Exercise aim
Which lines have the string "much"? Copy all of them from the entries below.

Records from a dataset:
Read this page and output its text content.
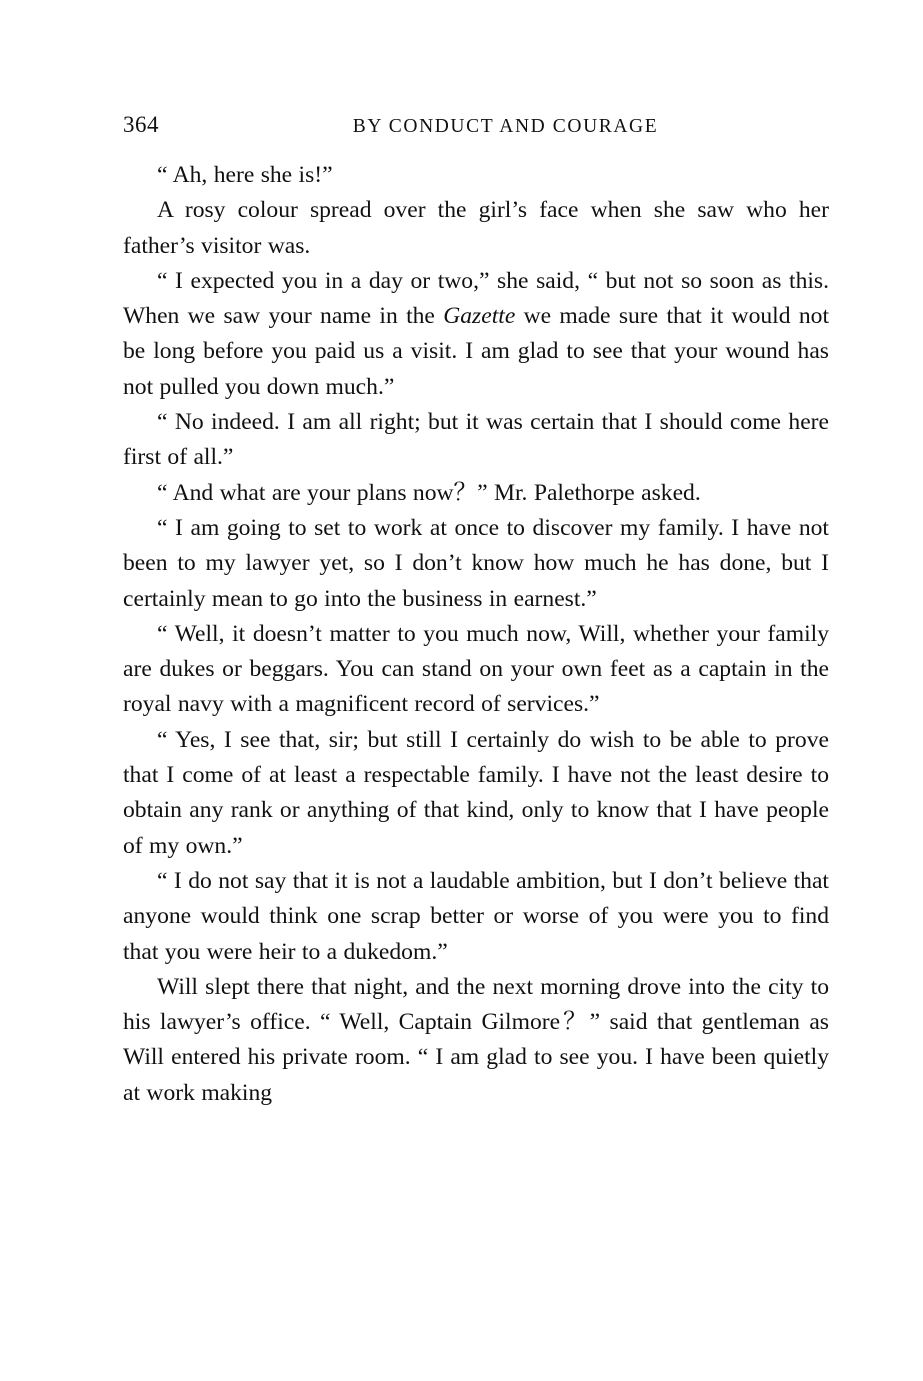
364	BY CONDUCT AND COURAGE

“ Ah, here she is!”

A rosy colour spread over the girl’s face when she saw who her father’s visitor was.

“ I expected you in a day or two,” she said, “ but not so soon as this. When we saw your name in the Gazette we made sure that it would not be long before you paid us a visit. I am glad to see that your wound has not pulled you down much.”

“ No indeed. I am all right; but it was certain that I should come here first of all.”

“ And what are your plans now？” Mr. Palethorpe asked.

“ I am going to set to work at once to discover my family. I have not been to my lawyer yet, so I don’t know how much he has done, but I certainly mean to go into the business in earnest.”

“ Well, it doesn’t matter to you much now, Will, whether your family are dukes or beggars. You can stand on your own feet as a captain in the royal navy with a magnificent record of services.”

“ Yes, I see that, sir; but still I certainly do wish to be able to prove that I come of at least a respectable family. I have not the least desire to obtain any rank or anything of that kind, only to know that I have people of my own.”

“ I do not say that it is not a laudable ambition, but I don’t believe that anyone would think one scrap better or worse of you were you to find that you were heir to a dukedom.”

Will slept there that night, and the next morning drove into the city to his lawyer’s office. “ Well, Captain Gilmore？” said that gentleman as Will entered his private room. “ I am glad to see you. I have been quietly at work making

Exercise output
“ I expected you in a day or two,” she said, “ but not so soon as this. When we saw your name in the Gazette we made sure that it would not be long before you paid us a visit. I am glad to see that your wound has not pulled you down much.”
“ I am going to set to work at once to discover my family. I have not been to my lawyer yet, so I don’t know how much he has done, but I certainly mean to go into the business in earnest.”
“ Well, it doesn’t matter to you much now, Will, whether your family are dukes or beggars. You can stand on your own feet as a captain in the royal navy with a magnificent record of services.”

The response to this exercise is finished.